[Stored entries]
* * * * * * * * *

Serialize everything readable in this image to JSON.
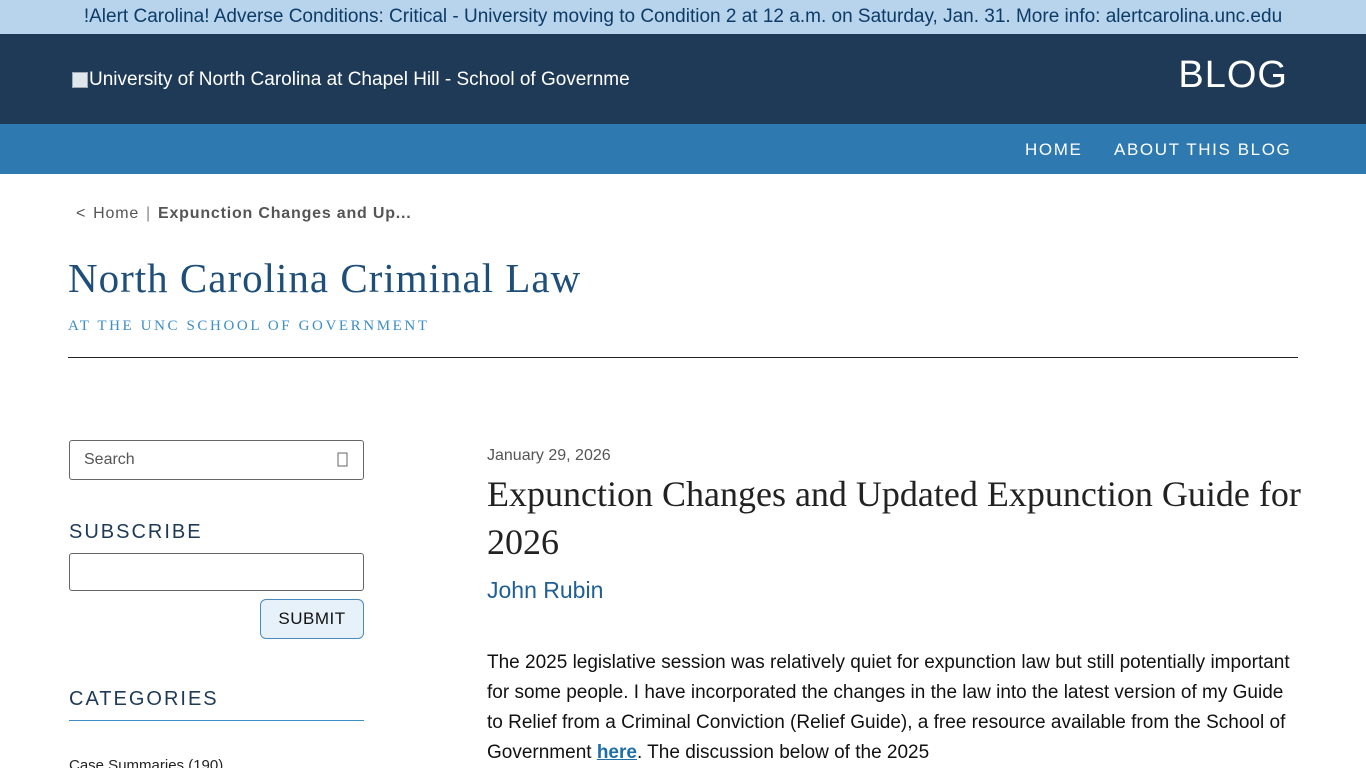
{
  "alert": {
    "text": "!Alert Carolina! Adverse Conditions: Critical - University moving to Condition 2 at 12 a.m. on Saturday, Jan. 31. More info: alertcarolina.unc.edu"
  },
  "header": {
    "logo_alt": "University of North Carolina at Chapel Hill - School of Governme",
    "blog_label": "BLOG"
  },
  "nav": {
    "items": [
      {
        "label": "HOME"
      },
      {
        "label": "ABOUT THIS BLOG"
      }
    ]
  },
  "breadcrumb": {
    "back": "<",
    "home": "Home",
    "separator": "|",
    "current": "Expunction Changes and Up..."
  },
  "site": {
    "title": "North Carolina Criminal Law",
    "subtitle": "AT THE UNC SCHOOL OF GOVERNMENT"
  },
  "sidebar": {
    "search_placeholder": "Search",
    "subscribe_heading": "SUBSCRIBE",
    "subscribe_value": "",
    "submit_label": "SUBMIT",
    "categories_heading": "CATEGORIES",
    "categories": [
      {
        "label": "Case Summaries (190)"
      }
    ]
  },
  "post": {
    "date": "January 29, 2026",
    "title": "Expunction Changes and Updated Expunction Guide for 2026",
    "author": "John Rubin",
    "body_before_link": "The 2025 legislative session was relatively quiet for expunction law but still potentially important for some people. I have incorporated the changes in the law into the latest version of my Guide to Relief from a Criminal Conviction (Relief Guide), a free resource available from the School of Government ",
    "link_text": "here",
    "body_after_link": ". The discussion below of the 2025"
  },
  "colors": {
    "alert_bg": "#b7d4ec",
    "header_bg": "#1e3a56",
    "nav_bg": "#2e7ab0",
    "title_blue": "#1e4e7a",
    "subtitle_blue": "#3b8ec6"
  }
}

* * * * * * * * *

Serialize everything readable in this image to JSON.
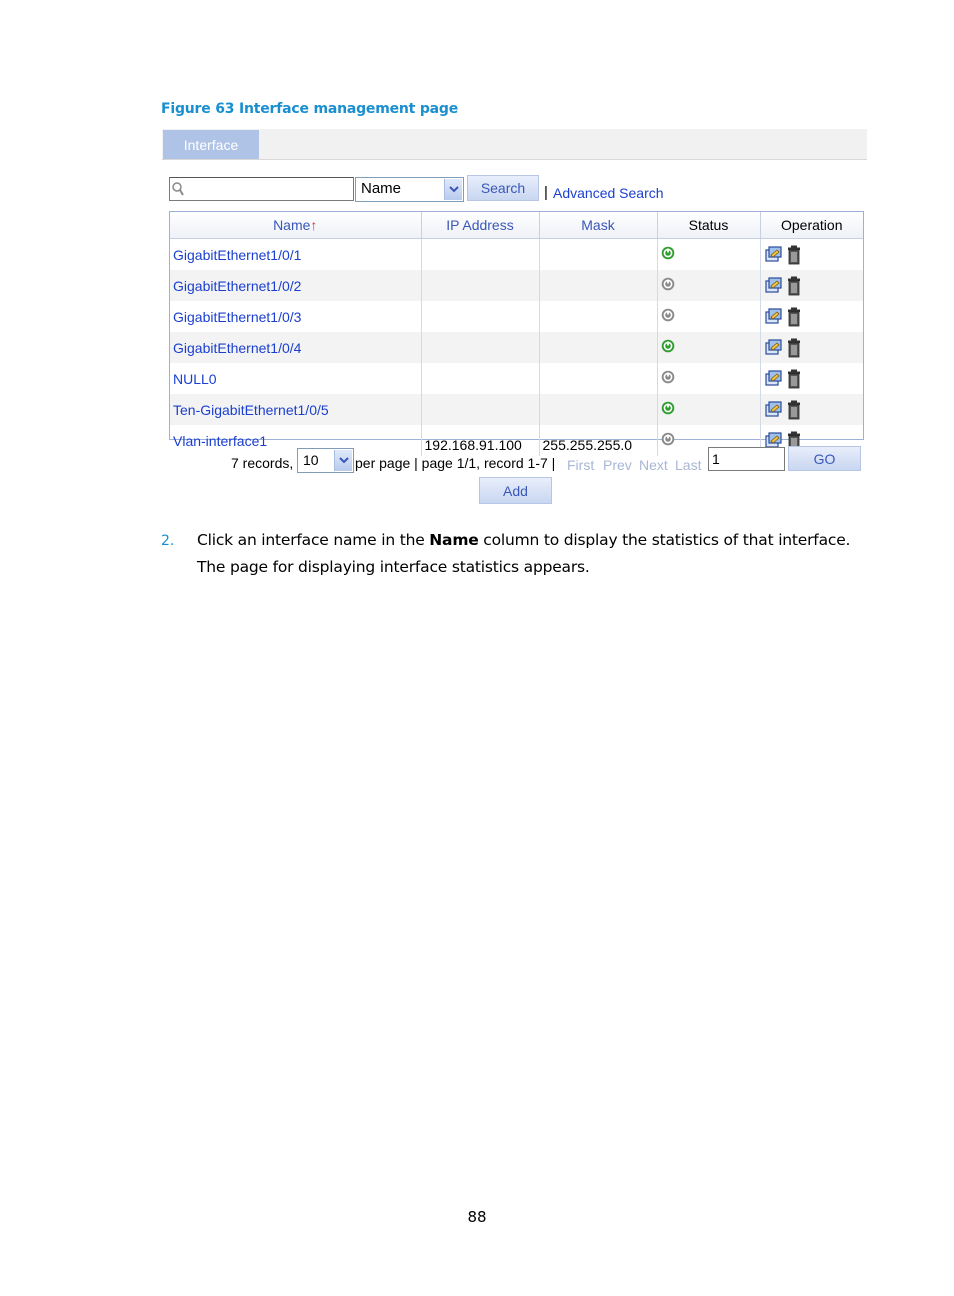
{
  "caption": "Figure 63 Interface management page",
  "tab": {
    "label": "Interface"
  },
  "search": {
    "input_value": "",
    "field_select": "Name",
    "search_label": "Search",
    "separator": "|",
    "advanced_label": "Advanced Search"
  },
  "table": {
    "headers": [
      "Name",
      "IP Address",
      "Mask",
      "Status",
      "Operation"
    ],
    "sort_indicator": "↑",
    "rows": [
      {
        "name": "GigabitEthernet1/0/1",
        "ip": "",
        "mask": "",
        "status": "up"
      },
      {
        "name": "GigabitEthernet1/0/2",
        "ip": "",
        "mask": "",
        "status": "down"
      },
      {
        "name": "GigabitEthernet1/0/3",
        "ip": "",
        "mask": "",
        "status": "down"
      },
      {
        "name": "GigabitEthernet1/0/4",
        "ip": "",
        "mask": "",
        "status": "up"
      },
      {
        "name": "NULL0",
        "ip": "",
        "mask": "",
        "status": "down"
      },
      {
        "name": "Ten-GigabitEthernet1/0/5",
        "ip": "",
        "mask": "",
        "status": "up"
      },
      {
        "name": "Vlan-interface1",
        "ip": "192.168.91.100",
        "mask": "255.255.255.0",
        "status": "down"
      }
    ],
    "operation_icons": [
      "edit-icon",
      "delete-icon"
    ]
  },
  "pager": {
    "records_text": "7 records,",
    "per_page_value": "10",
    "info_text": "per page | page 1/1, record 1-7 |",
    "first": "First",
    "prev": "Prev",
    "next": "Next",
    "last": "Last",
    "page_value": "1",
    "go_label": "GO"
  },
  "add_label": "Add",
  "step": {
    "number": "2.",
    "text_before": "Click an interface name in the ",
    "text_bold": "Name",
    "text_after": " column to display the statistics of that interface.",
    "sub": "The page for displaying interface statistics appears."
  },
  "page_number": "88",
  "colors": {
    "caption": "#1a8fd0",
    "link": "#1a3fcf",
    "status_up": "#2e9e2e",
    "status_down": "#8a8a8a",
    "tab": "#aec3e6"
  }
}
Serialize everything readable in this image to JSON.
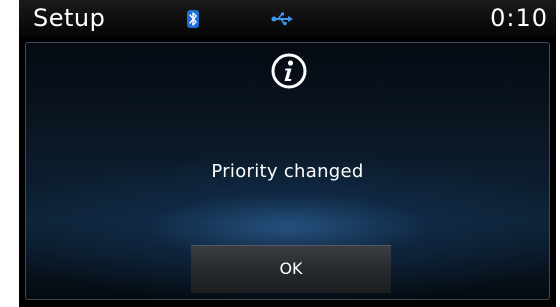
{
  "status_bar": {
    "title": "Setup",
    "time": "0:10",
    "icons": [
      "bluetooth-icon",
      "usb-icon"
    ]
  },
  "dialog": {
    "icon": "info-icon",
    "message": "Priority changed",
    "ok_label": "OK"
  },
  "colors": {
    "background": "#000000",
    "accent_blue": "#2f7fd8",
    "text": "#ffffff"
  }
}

* * * * * * * * *

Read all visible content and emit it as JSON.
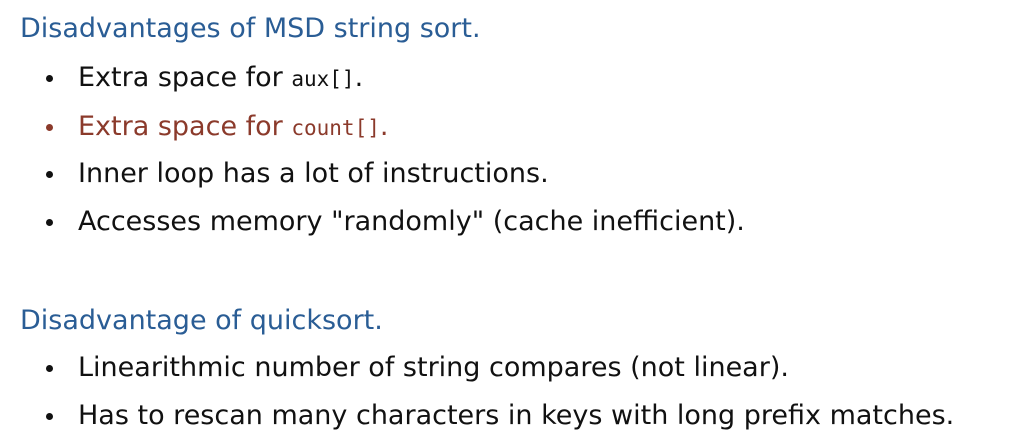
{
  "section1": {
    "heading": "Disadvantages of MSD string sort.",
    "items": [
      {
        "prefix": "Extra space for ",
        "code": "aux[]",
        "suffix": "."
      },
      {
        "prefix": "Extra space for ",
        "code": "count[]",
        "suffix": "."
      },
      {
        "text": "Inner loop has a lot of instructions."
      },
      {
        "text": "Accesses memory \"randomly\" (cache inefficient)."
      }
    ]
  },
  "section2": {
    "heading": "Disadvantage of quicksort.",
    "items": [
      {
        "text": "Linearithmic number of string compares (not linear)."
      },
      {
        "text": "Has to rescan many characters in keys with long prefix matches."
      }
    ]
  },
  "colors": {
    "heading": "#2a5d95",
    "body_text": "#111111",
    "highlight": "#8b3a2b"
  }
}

* * * * * * * * *

Task to complete: Identify the lines in the records above that contain the word "statistics", then state how many there are and nothing more.

The reply: 2